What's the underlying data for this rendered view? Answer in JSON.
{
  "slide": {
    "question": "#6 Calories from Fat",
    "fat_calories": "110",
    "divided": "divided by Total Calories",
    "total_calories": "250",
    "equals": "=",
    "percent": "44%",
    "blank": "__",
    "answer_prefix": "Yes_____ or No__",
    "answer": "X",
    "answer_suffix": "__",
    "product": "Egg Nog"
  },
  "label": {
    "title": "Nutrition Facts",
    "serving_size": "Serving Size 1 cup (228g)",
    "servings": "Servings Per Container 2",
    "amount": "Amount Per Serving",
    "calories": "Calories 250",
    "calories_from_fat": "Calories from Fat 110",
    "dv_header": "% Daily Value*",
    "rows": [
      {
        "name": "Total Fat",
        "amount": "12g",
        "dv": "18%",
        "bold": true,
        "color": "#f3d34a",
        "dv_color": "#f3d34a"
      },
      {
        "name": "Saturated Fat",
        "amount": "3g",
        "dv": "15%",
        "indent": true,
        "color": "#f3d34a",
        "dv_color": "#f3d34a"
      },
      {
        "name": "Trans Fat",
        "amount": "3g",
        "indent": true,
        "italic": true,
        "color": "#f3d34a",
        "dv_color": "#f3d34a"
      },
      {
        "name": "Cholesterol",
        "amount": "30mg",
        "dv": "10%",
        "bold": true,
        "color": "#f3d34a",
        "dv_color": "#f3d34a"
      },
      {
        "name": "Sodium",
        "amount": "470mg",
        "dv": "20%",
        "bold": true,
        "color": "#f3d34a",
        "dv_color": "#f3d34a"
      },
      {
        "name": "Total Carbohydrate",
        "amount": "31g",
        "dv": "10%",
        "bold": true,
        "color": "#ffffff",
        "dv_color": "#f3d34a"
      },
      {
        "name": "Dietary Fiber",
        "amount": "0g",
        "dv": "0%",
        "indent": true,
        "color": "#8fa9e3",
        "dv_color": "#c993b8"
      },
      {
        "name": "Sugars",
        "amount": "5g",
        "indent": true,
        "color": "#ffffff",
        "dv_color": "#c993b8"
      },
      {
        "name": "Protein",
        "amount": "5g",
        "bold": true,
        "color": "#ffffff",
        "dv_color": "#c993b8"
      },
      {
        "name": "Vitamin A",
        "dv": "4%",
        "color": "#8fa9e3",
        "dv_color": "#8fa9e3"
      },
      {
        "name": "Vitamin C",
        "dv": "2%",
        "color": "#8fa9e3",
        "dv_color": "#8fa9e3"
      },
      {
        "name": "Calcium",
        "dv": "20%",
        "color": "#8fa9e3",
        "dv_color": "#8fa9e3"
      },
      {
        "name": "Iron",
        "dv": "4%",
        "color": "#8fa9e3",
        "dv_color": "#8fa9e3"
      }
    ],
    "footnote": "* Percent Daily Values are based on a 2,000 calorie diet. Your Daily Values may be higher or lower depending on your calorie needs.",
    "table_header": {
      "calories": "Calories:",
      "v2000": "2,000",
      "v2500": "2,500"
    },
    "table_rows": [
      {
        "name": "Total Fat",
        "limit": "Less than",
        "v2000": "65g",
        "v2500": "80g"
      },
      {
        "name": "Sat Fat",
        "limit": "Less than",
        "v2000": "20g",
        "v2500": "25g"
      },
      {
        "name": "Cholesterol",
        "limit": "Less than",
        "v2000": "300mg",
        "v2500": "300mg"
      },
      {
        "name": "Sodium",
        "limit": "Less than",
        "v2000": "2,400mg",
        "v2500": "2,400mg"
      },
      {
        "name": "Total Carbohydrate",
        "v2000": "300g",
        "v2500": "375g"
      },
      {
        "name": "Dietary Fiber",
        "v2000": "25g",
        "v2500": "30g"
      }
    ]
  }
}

What to work on: Extract the whole listing, character for character.

Answer below:
What's the underlying data for this rendered view? Answer in JSON.
{
  "slide": {
    "question": "#6 Calories from Fat",
    "fat_calories": "110",
    "divided": "divided by Total Calories",
    "total_calories": "250",
    "equals": "=",
    "percent": "44%",
    "blank": "__",
    "answer_prefix": "Yes_____ or No__",
    "answer": "X",
    "answer_suffix": "__",
    "product": "Egg Nog"
  },
  "label": {
    "title": "Nutrition Facts",
    "serving_size": "Serving Size 1 cup (228g)",
    "servings": "Servings Per Container 2",
    "amount": "Amount Per Serving",
    "calories": "Calories 250",
    "calories_from_fat": "Calories from Fat 110",
    "dv_header": "% Daily Value*",
    "rows": [
      {
        "name": "Total Fat",
        "amount": "12g",
        "dv": "18%",
        "bold": true,
        "color": "#f3d34a",
        "dv_color": "#f3d34a"
      },
      {
        "name": "Saturated Fat",
        "amount": "3g",
        "dv": "15%",
        "indent": true,
        "color": "#f3d34a",
        "dv_color": "#f3d34a"
      },
      {
        "name": "Trans Fat",
        "amount": "3g",
        "indent": true,
        "italic": true,
        "color": "#f3d34a",
        "dv_color": "#f3d34a"
      },
      {
        "name": "Cholesterol",
        "amount": "30mg",
        "dv": "10%",
        "bold": true,
        "color": "#f3d34a",
        "dv_color": "#f3d34a"
      },
      {
        "name": "Sodium",
        "amount": "470mg",
        "dv": "20%",
        "bold": true,
        "color": "#f3d34a",
        "dv_color": "#f3d34a"
      },
      {
        "name": "Total Carbohydrate",
        "amount": "31g",
        "dv": "10%",
        "bold": true,
        "color": "#ffffff",
        "dv_color": "#f3d34a"
      },
      {
        "name": "Dietary Fiber",
        "amount": "0g",
        "dv": "0%",
        "indent": true,
        "color": "#8fa9e3",
        "dv_color": "#c993b8"
      },
      {
        "name": "Sugars",
        "amount": "5g",
        "indent": true,
        "color": "#ffffff",
        "dv_color": "#c993b8"
      },
      {
        "name": "Protein",
        "amount": "5g",
        "bold": true,
        "color": "#ffffff",
        "dv_color": "#c993b8"
      },
      {
        "name": "Vitamin A",
        "dv": "4%",
        "color": "#8fa9e3",
        "dv_color": "#8fa9e3"
      },
      {
        "name": "Vitamin C",
        "dv": "2%",
        "color": "#8fa9e3",
        "dv_color": "#8fa9e3"
      },
      {
        "name": "Calcium",
        "dv": "20%",
        "color": "#8fa9e3",
        "dv_color": "#8fa9e3"
      },
      {
        "name": "Iron",
        "dv": "4%",
        "color": "#8fa9e3",
        "dv_color": "#8fa9e3"
      }
    ],
    "footnote": "* Percent Daily Values are based on a 2,000 calorie diet. Your Daily Values may be higher or lower depending on your calorie needs.",
    "table_header": {
      "calories": "Calories:",
      "v2000": "2,000",
      "v2500": "2,500"
    },
    "table_rows": [
      {
        "name": "Total Fat",
        "limit": "Less than",
        "v2000": "65g",
        "v2500": "80g"
      },
      {
        "name": "Sat Fat",
        "limit": "Less than",
        "v2000": "20g",
        "v2500": "25g"
      },
      {
        "name": "Cholesterol",
        "limit": "Less than",
        "v2000": "300mg",
        "v2500": "300mg"
      },
      {
        "name": "Sodium",
        "limit": "Less than",
        "v2000": "2,400mg",
        "v2500": "2,400mg"
      },
      {
        "name": "Total Carbohydrate",
        "v2000": "300g",
        "v2500": "375g"
      },
      {
        "name": "Dietary Fiber",
        "v2000": "25g",
        "v2500": "30g"
      }
    ]
  }
}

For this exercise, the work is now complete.